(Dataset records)
★ ★ ★ ★ ★ ★ ★
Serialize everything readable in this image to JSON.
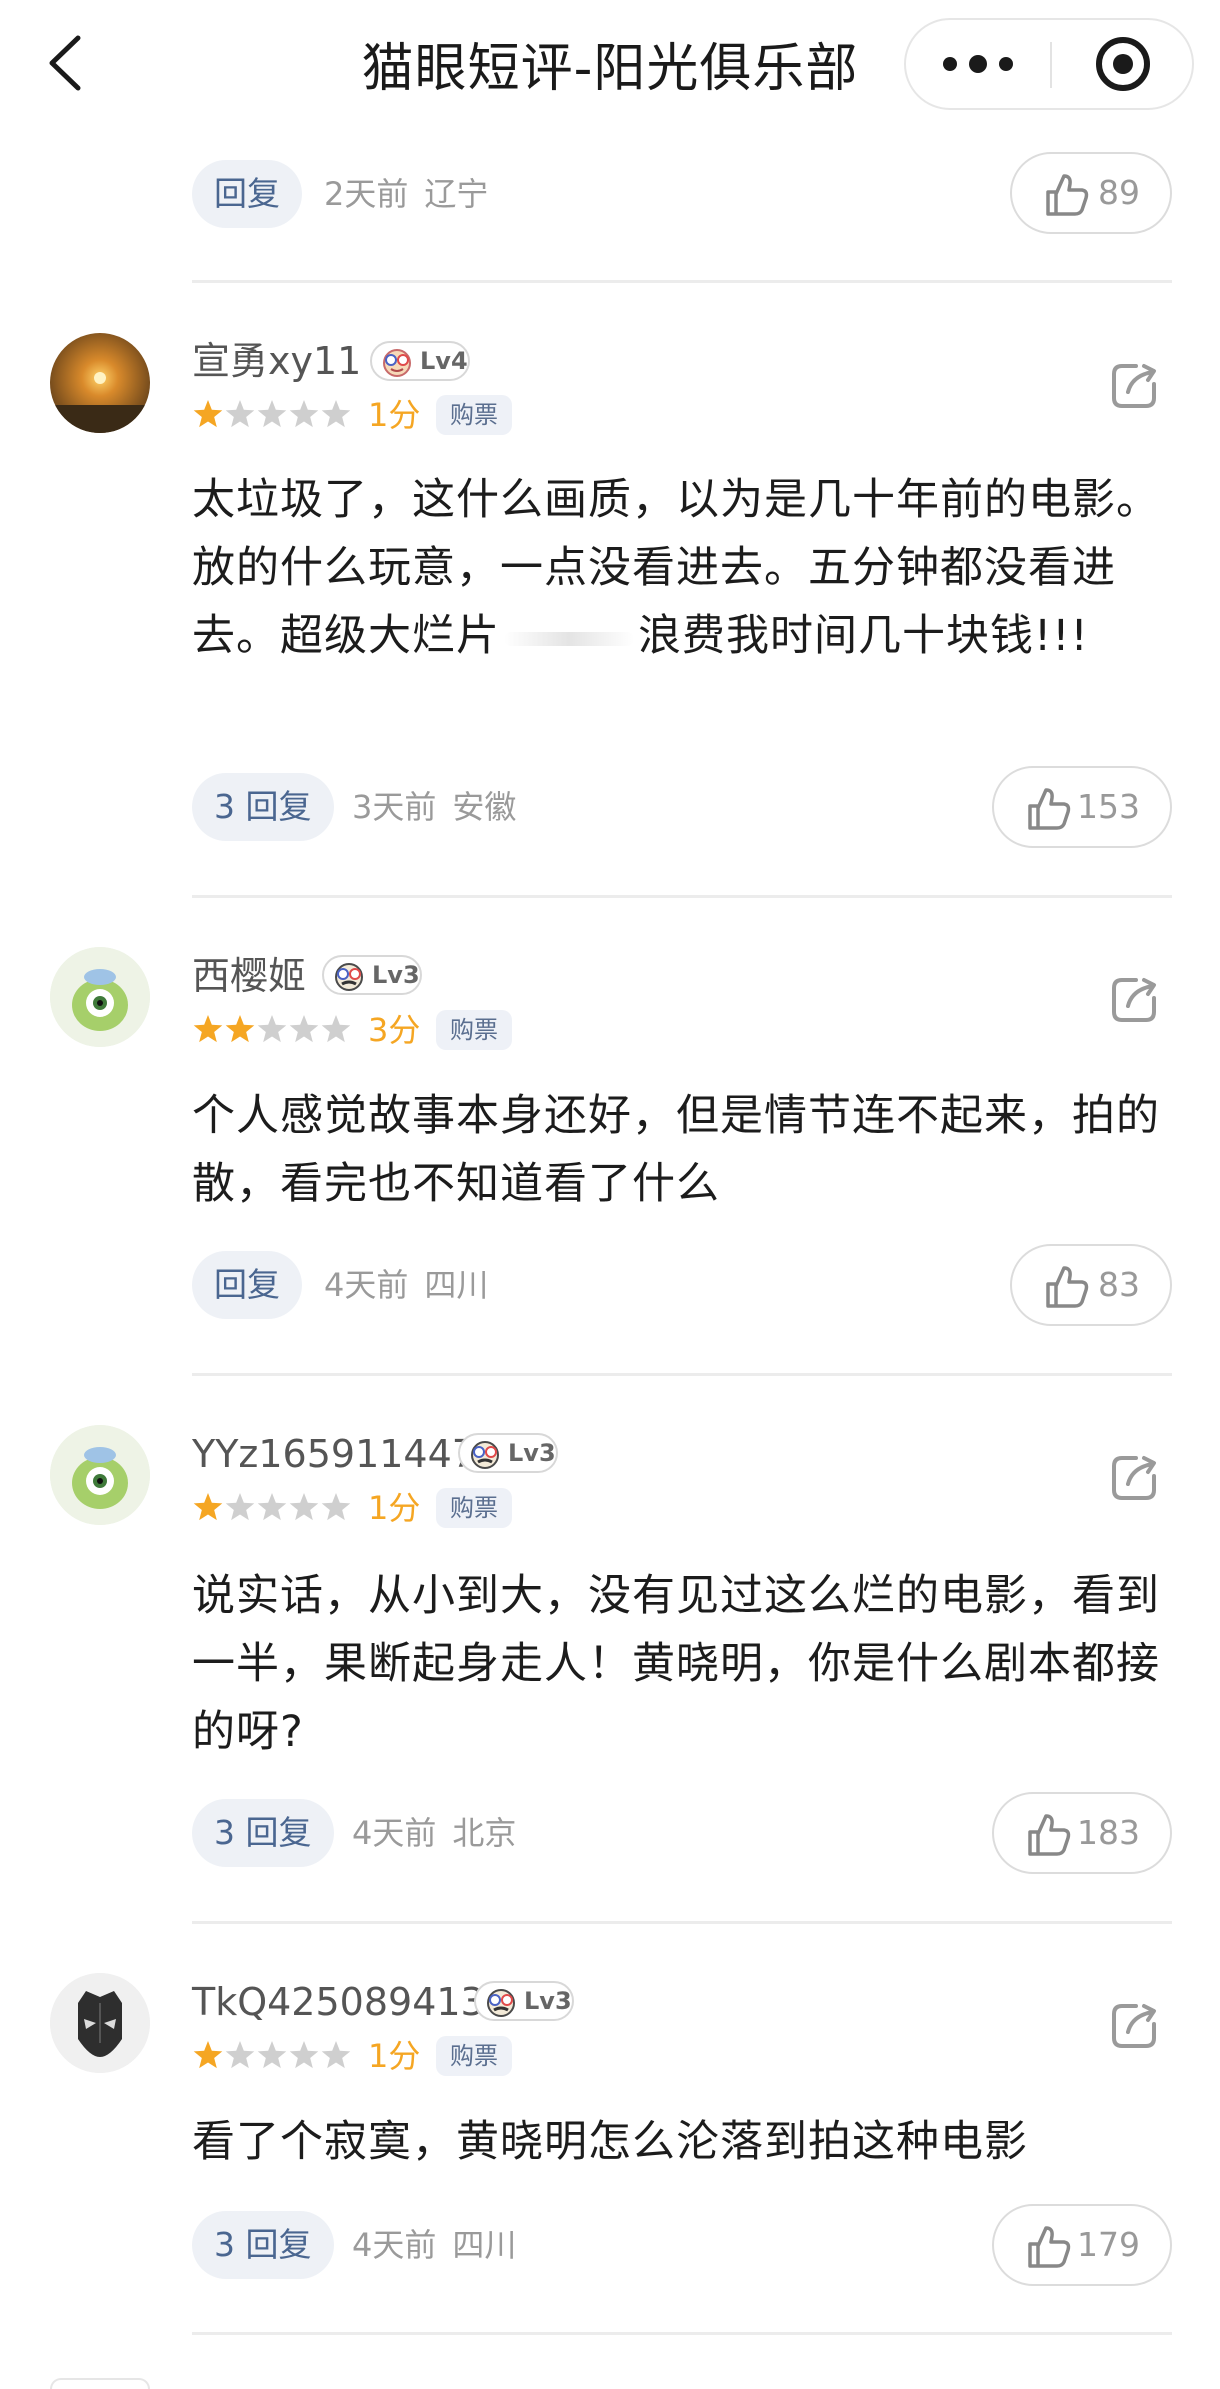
{
  "header": {
    "title": "猫眼短评-阳光俱乐部"
  },
  "top_partial": {
    "reply_label": "回复",
    "time": "2天前",
    "location": "辽宁",
    "likes": "89"
  },
  "reviews": [
    {
      "username": "宣勇xy11",
      "level": "Lv4",
      "rating": 1,
      "score_text": "1分",
      "ticket_label": "购票",
      "content": "太垃圾了，这什么画质，以为是几十年前的电影。放的什么玩意，一点没看进去。五分钟都没看进去。超级大烂片",
      "content_2": "浪费我时间几十块钱!!!",
      "reply_label": "3 回复",
      "time": "3天前",
      "location": "安徽",
      "likes": "153"
    },
    {
      "username": "西樱姬",
      "level": "Lv3",
      "rating": 2,
      "score_text": "3分",
      "ticket_label": "购票",
      "content": "个人感觉故事本身还好，但是情节连不起来，拍的散，看完也不知道看了什么",
      "reply_label": "回复",
      "time": "4天前",
      "location": "四川",
      "likes": "83"
    },
    {
      "username": "YYz165911447",
      "level": "Lv3",
      "rating": 1,
      "score_text": "1分",
      "ticket_label": "购票",
      "content": "说实话，从小到大，没有见过这么烂的电影，看到一半，果断起身走人！黄晓明，你是什么剧本都接的呀?",
      "reply_label": "3 回复",
      "time": "4天前",
      "location": "北京",
      "likes": "183"
    },
    {
      "username": "TkQ425089413",
      "level": "Lv3",
      "rating": 1,
      "score_text": "1分",
      "ticket_label": "购票",
      "content": "看了个寂寞，黄晓明怎么沦落到拍这种电影",
      "reply_label": "3 回复",
      "time": "4天前",
      "location": "四川",
      "likes": "179"
    }
  ],
  "colors": {
    "star_active": "#f5a623",
    "star_inactive": "#cfcfcf",
    "reply_bg": "#eef1f6",
    "reply_text": "#4a6690"
  }
}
★ ★ ★ ★ ★ ★ ★
Retype every record above exactly as written, but leave out the pictures.

Serialize everything readable in this image to JSON.
{
  "header": {
    "title": "猫眼短评-阳光俱乐部"
  },
  "top_partial": {
    "reply_label": "回复",
    "time": "2天前",
    "location": "辽宁",
    "likes": "89"
  },
  "reviews": [
    {
      "username": "宣勇xy11",
      "level": "Lv4",
      "rating": 1,
      "score_text": "1分",
      "ticket_label": "购票",
      "content": "太垃圾了，这什么画质，以为是几十年前的电影。放的什么玩意，一点没看进去。五分钟都没看进去。超级大烂片",
      "content_2": "浪费我时间几十块钱!!!",
      "reply_label": "3 回复",
      "time": "3天前",
      "location": "安徽",
      "likes": "153"
    },
    {
      "username": "西樱姬",
      "level": "Lv3",
      "rating": 2,
      "score_text": "3分",
      "ticket_label": "购票",
      "content": "个人感觉故事本身还好，但是情节连不起来，拍的散，看完也不知道看了什么",
      "reply_label": "回复",
      "time": "4天前",
      "location": "四川",
      "likes": "83"
    },
    {
      "username": "YYz165911447",
      "level": "Lv3",
      "rating": 1,
      "score_text": "1分",
      "ticket_label": "购票",
      "content": "说实话，从小到大，没有见过这么烂的电影，看到一半，果断起身走人！黄晓明，你是什么剧本都接的呀?",
      "reply_label": "3 回复",
      "time": "4天前",
      "location": "北京",
      "likes": "183"
    },
    {
      "username": "TkQ425089413",
      "level": "Lv3",
      "rating": 1,
      "score_text": "1分",
      "ticket_label": "购票",
      "content": "看了个寂寞，黄晓明怎么沦落到拍这种电影",
      "reply_label": "3 回复",
      "time": "4天前",
      "location": "四川",
      "likes": "179"
    }
  ],
  "colors": {
    "star_active": "#f5a623",
    "star_inactive": "#cfcfcf",
    "reply_bg": "#eef1f6",
    "reply_text": "#4a6690"
  }
}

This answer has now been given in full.